■ **Task prompt**: Identify every line containing the word "przemiany" and reproduce each one.

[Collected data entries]
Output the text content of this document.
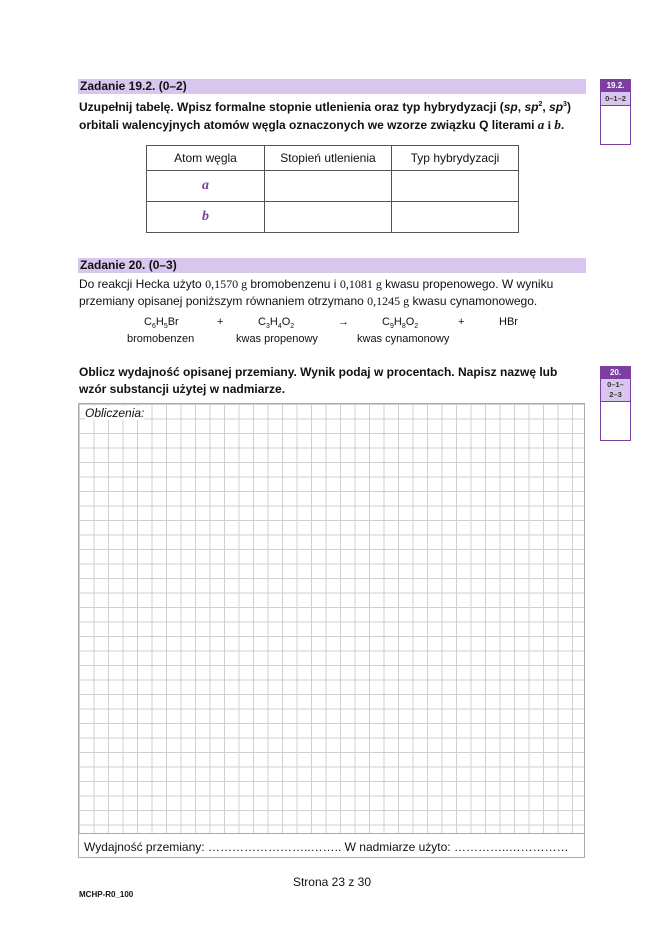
Zadanie 19.2. (0–2)
Uzupełnij tabelę. Wpisz formalne stopnie utlenienia oraz typ hybrydyzacji (sp, $sp^2$, $sp^3$)
orbitali walencyjnych atomów węgla oznaczonych we wzorze związku Q literami a i b.
19.2.
0–1–2
Atom węgla	Stopień utlenienia	Typ hybrydyzacji
a		
b		
Zadanie 20. (0–3)
Do reakcji Hecka użyto 0,1570 g bromobenzenu i 0,1081 g kwasu propenowego. W wyniku
przemiany opisanej poniższym równaniem otrzymano 0,1245 g kwasu cynamonowego.
$C_6H_5Br$	+	$C_3H_4O_2$	→	$C_9H_8O_2$	+	HBr
bromobenzen	kwas propenowy	kwas cynamonowy
Oblicz wydajność opisanej przemiany. Wynik podaj w procentach. Napisz nazwę lub
wzór substancji użytej w nadmiarze.
20.
0–1–
2–3
Obliczenia:
Wydajność przemiany: ……………………..…….. W nadmiarze użyto: …………..……………
Strona 23 z 30
MCHP-R0_100
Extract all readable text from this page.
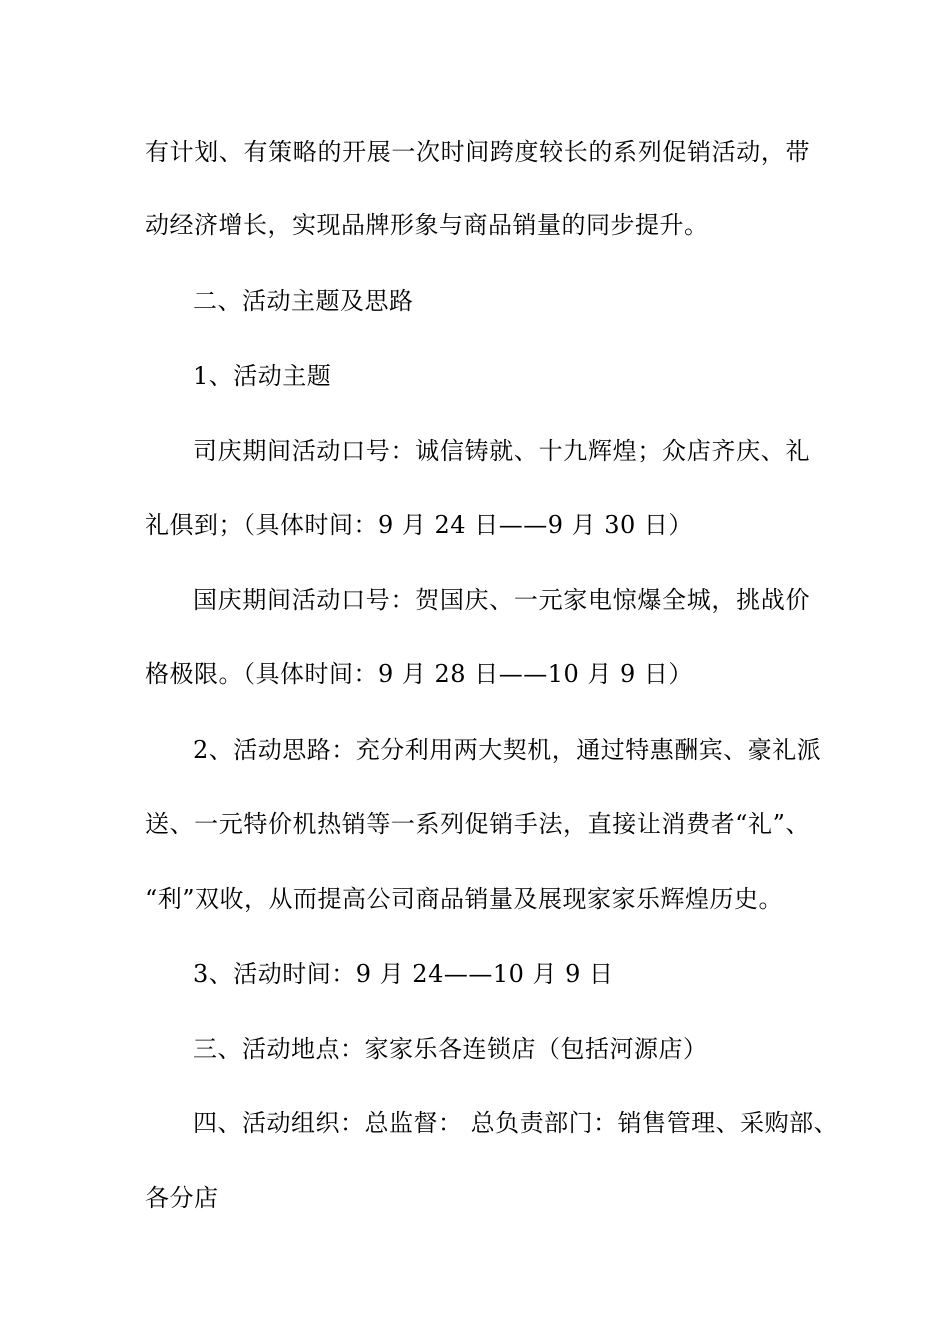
有计划、有策略的开展一次时间跨度较长的系列促销活动，带
动经济增长，实现品牌形象与商品销量的同步提升。
二、活动主题及思路
1、活动主题
司庆期间活动口号：诚信铸就、十九辉煌；众店齐庆、礼
礼俱到；（具体时间：9 月 24 日——9 月 30 日）
国庆期间活动口号：贺国庆、一元家电惊爆全城，挑战价
格极限。（具体时间：9 月 28 日——10 月 9 日）
2、活动思路：充分利用两大契机，通过特惠酬宾、豪礼派
送、一元特价机热销等一系列促销手法，直接让消费者“礼”、
“利”双收，从而提高公司商品销量及展现家家乐辉煌历史。
3、活动时间：9 月 24——10 月 9 日
三、活动地点：家家乐各连锁店（包括河源店）
四、活动组织：总监督： 总负责部门：销售管理、采购部、
各分店
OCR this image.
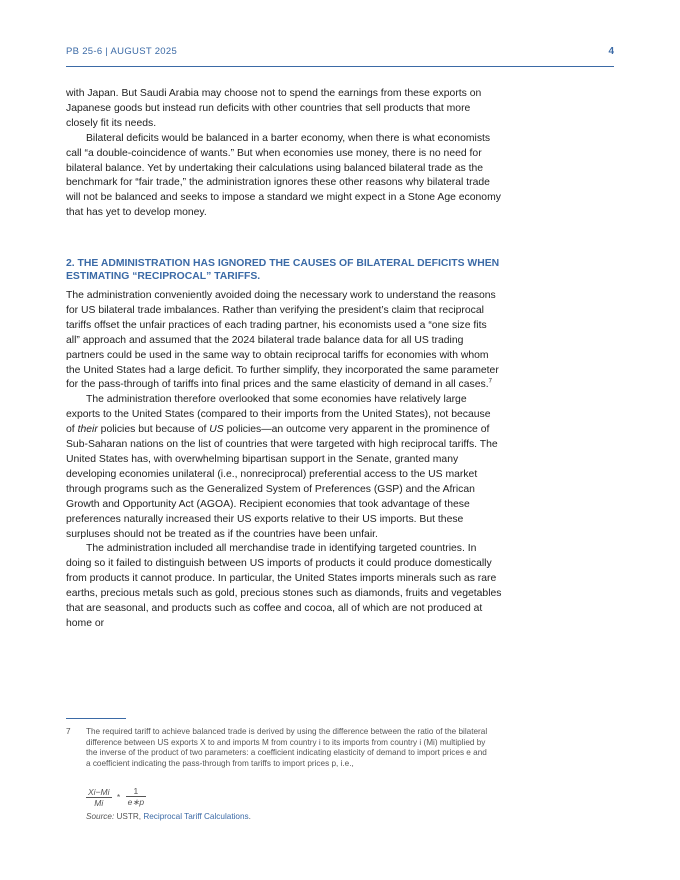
PB 25-6 | AUGUST 2025	4

with Japan. But Saudi Arabia may choose not to spend the earnings from these exports on Japanese goods but instead run deficits with other countries that sell products that more closely fit its needs.

Bilateral deficits would be balanced in a barter economy, when there is what economists call “a double-coincidence of wants.” But when economies use money, there is no need for bilateral balance. Yet by undertaking their calculations using balanced bilateral trade as the benchmark for “fair trade,” the administration ignores these other reasons why bilateral trade will not be balanced and seeks to impose a standard we might expect in a Stone Age economy that has yet to develop money.

2. THE ADMINISTRATION HAS IGNORED THE CAUSES OF BILATERAL DEFICITS WHEN ESTIMATING “RECIPROCAL” TARIFFS.

The administration conveniently avoided doing the necessary work to understand the reasons for US bilateral trade imbalances. Rather than verifying the president’s claim that reciprocal tariffs offset the unfair practices of each trading partner, his economists used a “one size fits all” approach and assumed that the 2024 bilateral trade balance data for all US trading partners could be used in the same way to obtain reciprocal tariffs for economies with whom the United States had a large deficit. To further simplify, they incorporated the same parameter for the pass-through of tariffs into final prices and the same elasticity of demand in all cases.$^7$

The administration therefore overlooked that some economies have relatively large exports to the United States (compared to their imports from the United States), not because of their policies but because of US policies—an outcome very apparent in the prominence of Sub-Saharan nations on the list of countries that were targeted with high reciprocal tariffs. The United States has, with overwhelming bipartisan support in the Senate, granted many developing economies unilateral (i.e., nonreciprocal) preferential access to the US market through programs such as the Generalized System of Preferences (GSP) and the African Growth and Opportunity Act (AGOA). Recipient economies that took advantage of these preferences naturally increased their US exports relative to their US imports. But these surpluses should not be treated as if the countries have been unfair.

The administration included all merchandise trade in identifying targeted countries. In doing so it failed to distinguish between US imports of products it could produce domestically from products it cannot produce. In particular, the United States imports minerals such as rare earths, precious metals such as gold, precious stones such as diamonds, fruits and vegetables that are seasonal, and products such as coffee and cocoa, all of which are not produced at home or

7 The required tariff to achieve balanced trade is derived by using the difference between the ratio of the bilateral difference between US exports X to and imports M from country i to its imports from country i (Mi) multiplied by the inverse of the product of two parameters: a coefficient indicating elasticity of demand to import prices e and a coefficient indicating the pass-through from tariffs to import prices p, i.e.,
$\frac{Xi-Mi}{Mi} * \frac{1}{e∗p}$
Source: USTR, Reciprocal Tariff Calculations.
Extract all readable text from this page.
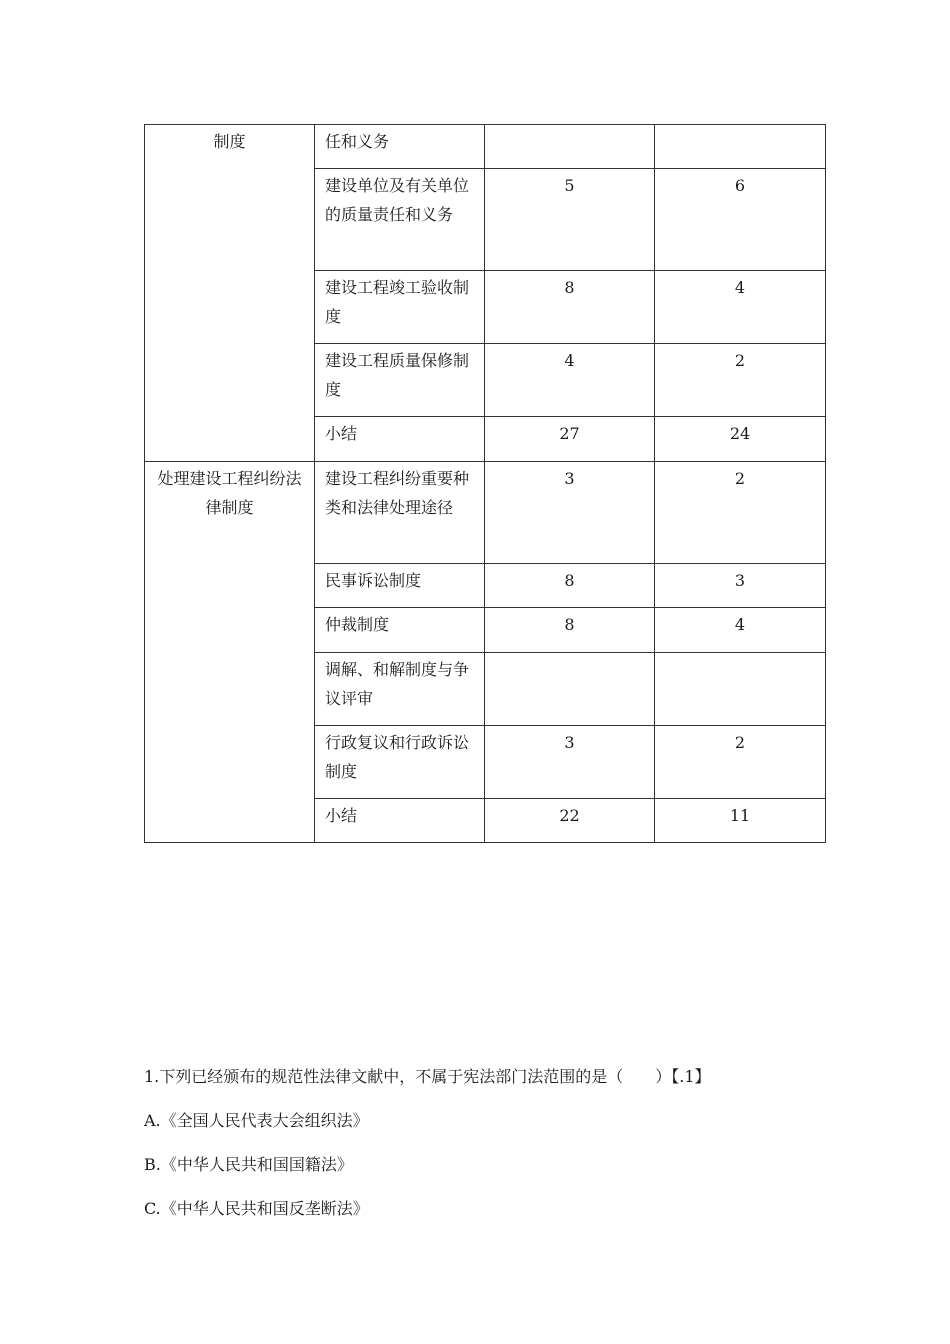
制度	任和义务		

	建设单位及有关单位的质量责任和义务	5	6

	建设工程竣工验收制度	8	4

	建设工程质量保修制度	4	2

	小结	27	24

处理建设工程纠纷法律制度	建设工程纠纷重要种类和法律处理途径	3	2

	民事诉讼制度	8	3

	仲裁制度	8	4

	调解、和解制度与争议评审		

	行政复议和行政诉讼制度	3	2

	小结	22	11

1.下列已经颁布的规范性法律文献中，不属于宪法部门法范围的是（　　）【.1】

A.《全国人民代表大会组织法》

B.《中华人民共和国国籍法》

C.《中华人民共和国反垄断法》
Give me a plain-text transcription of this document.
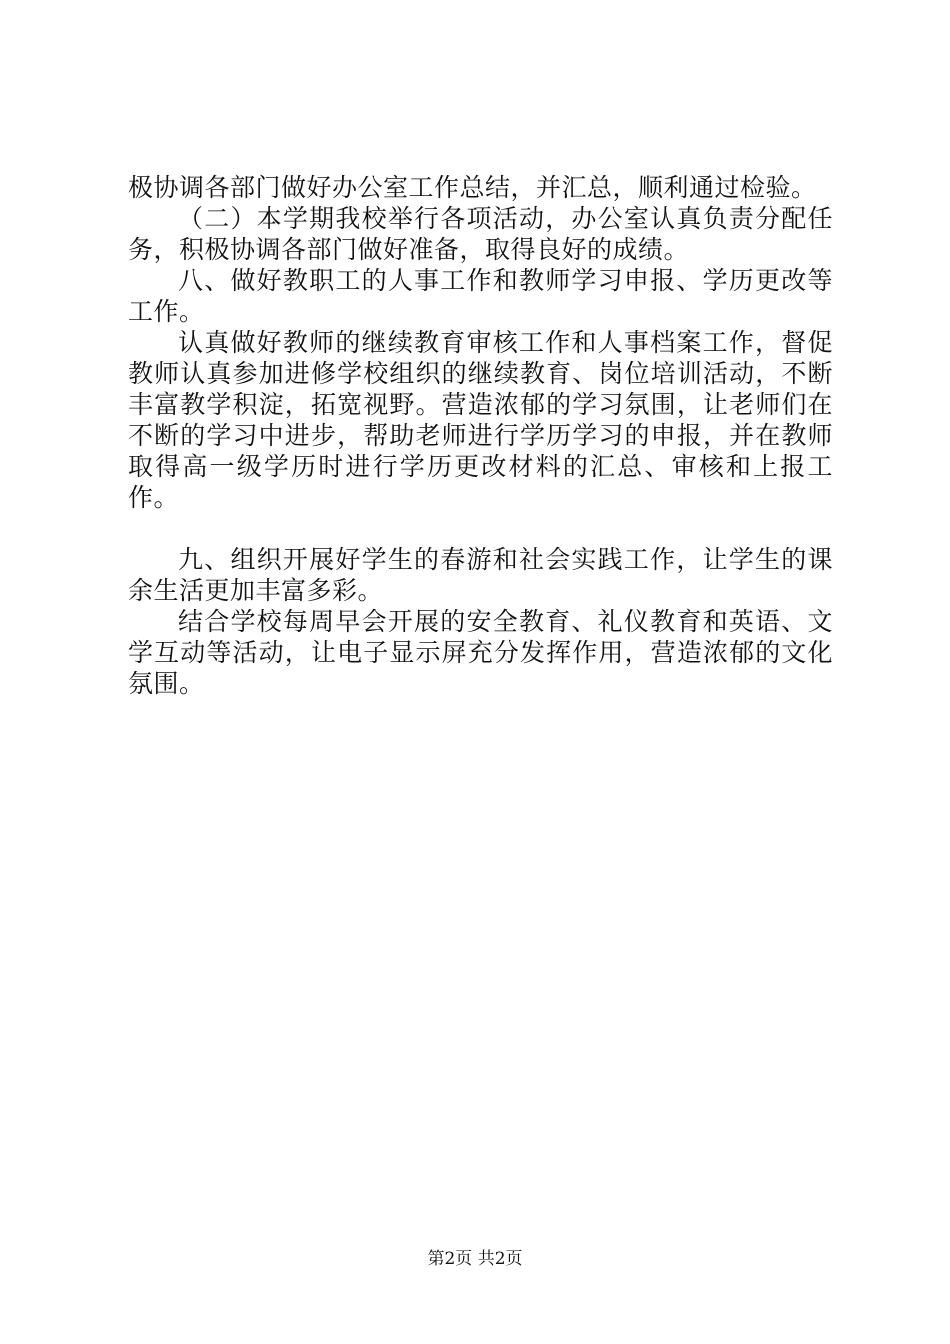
极协调各部门做好办公室工作总结，并汇总，顺利通过检验。

（二）本学期我校举行各项活动，办公室认真负责分配任务，积极协调各部门做好准备，取得良好的成绩。

八、做好教职工的人事工作和教师学习申报、学历更改等工作。

认真做好教师的继续教育审核工作和人事档案工作，督促教师认真参加进修学校组织的继续教育、岗位培训活动，不断丰富教学积淀，拓宽视野。营造浓郁的学习氛围，让老师们在不断的学习中进步，帮助老师进行学历学习的申报，并在教师取得高一级学历时进行学历更改材料的汇总、审核和上报工作。

九、组织开展好学生的春游和社会实践工作，让学生的课余生活更加丰富多彩。

结合学校每周早会开展的安全教育、礼仪教育和英语、文学互动等活动，让电子显示屏充分发挥作用，营造浓郁的文化氛围。

第2页 共2页
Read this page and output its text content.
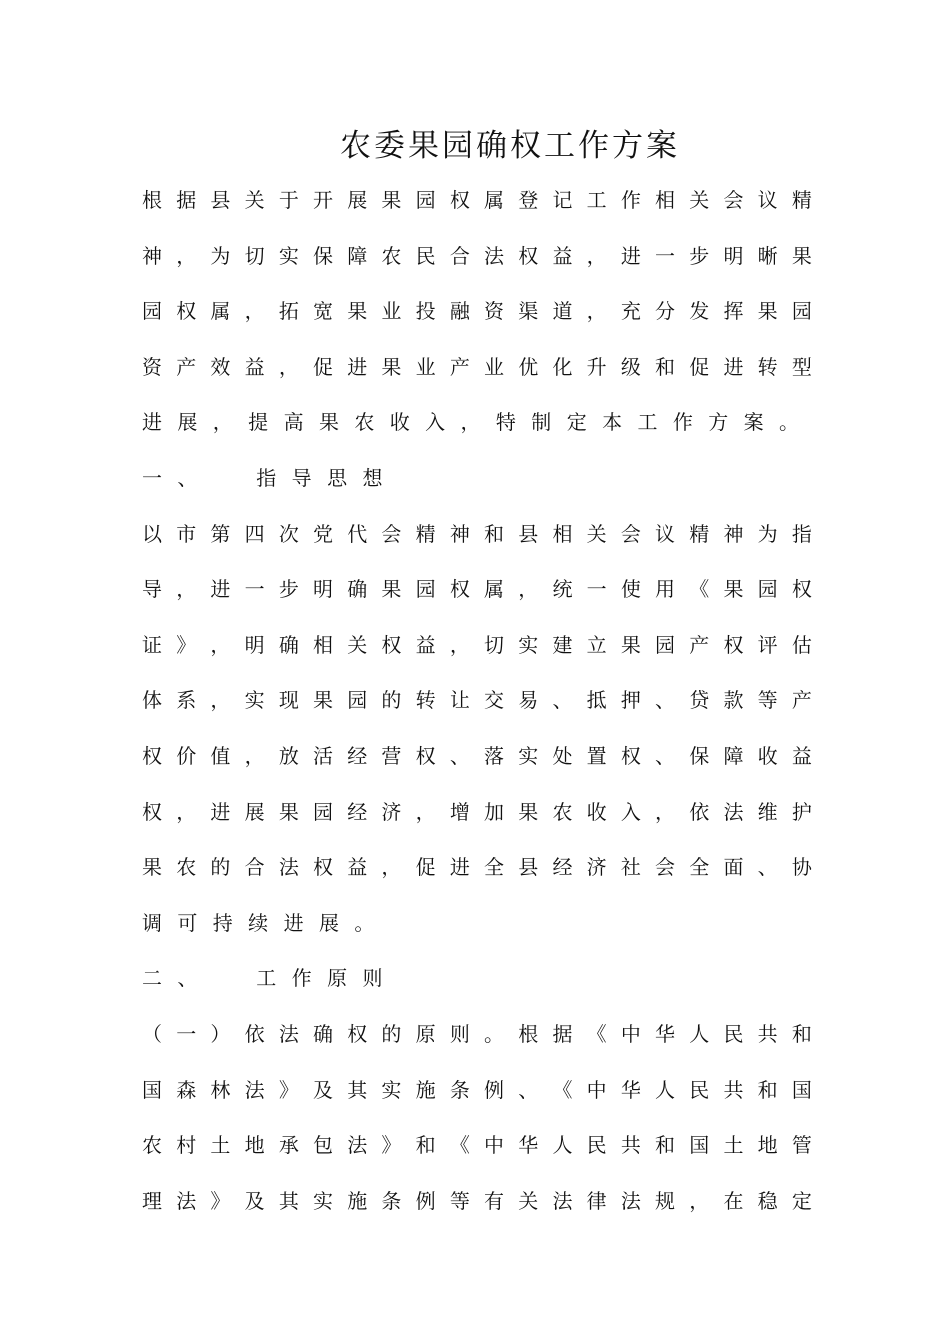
农委果园确权工作方案
根 据 县 关 于 开 展 果 园 权 属 登 记 工 作 相 关 会 议 精
神 ， 为 切 实 保 障 农 民 合 法 权 益 ， 进 一 步 明 晰 果
园 权 属 ， 拓 宽 果 业 投 融 资 渠 道 ， 充 分 发 挥 果 园
资 产 效 益 ， 促 进 果 业 产 业 优 化 升 级 和 促 进 转 型
进 展 ， 提 高 果 农 收 入 ， 特 制 定 本 工 作 方 案 。
一 、

	指 导 思 想
以 市 第 四 次 党 代 会 精 神 和 县 相 关 会 议 精 神 为 指
导 ， 进 一 步 明 确 果 园 权 属 ， 统 一 使 用 《 果 园 权
证 》 ， 明 确 相 关 权 益 ， 切 实 建 立 果 园 产 权 评 估
体 系 ， 实 现 果 园 的 转 让 交 易 、 抵 押 、 贷 款 等 产
权 价 值 ， 放 活 经 营 权 、 落 实 处 置 权 、 保 障 收 益
权 ， 进 展 果 园 经 济 ， 增 加 果 农 收 入 ， 依 法 维 护
果 农 的 合 法 权 益 ， 促 进 全 县 经 济 社 会 全 面 、 协
调 可 持 续 进 展 。
二 、

	工 作 原 则
（ 一 ） 依 法 确 权 的 原 则 。 根 据 《 中 华 人 民 共 和
国 森 林 法 》 及 其 实 施 条 例 、 《 中 华 人 民 共 和 国
农 村 土 地 承 包 法 》 和 《 中 华 人 民 共 和 国 土 地 管
理 法 》 及 其 实 施 条 例 等 有 关 法 律 法 规 ， 在 稳 定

■ **Task output**:
przemiany opisanej poniższym równaniem otrzymano 0,1245 g kwasu cynamonowego.
Oblicz wydajność opisanej przemiany. Wynik podaj w procentach. Napisz nazwę lub
Wydajność przemiany: ……………………..…….. W nadmiarze użyto: …………..……………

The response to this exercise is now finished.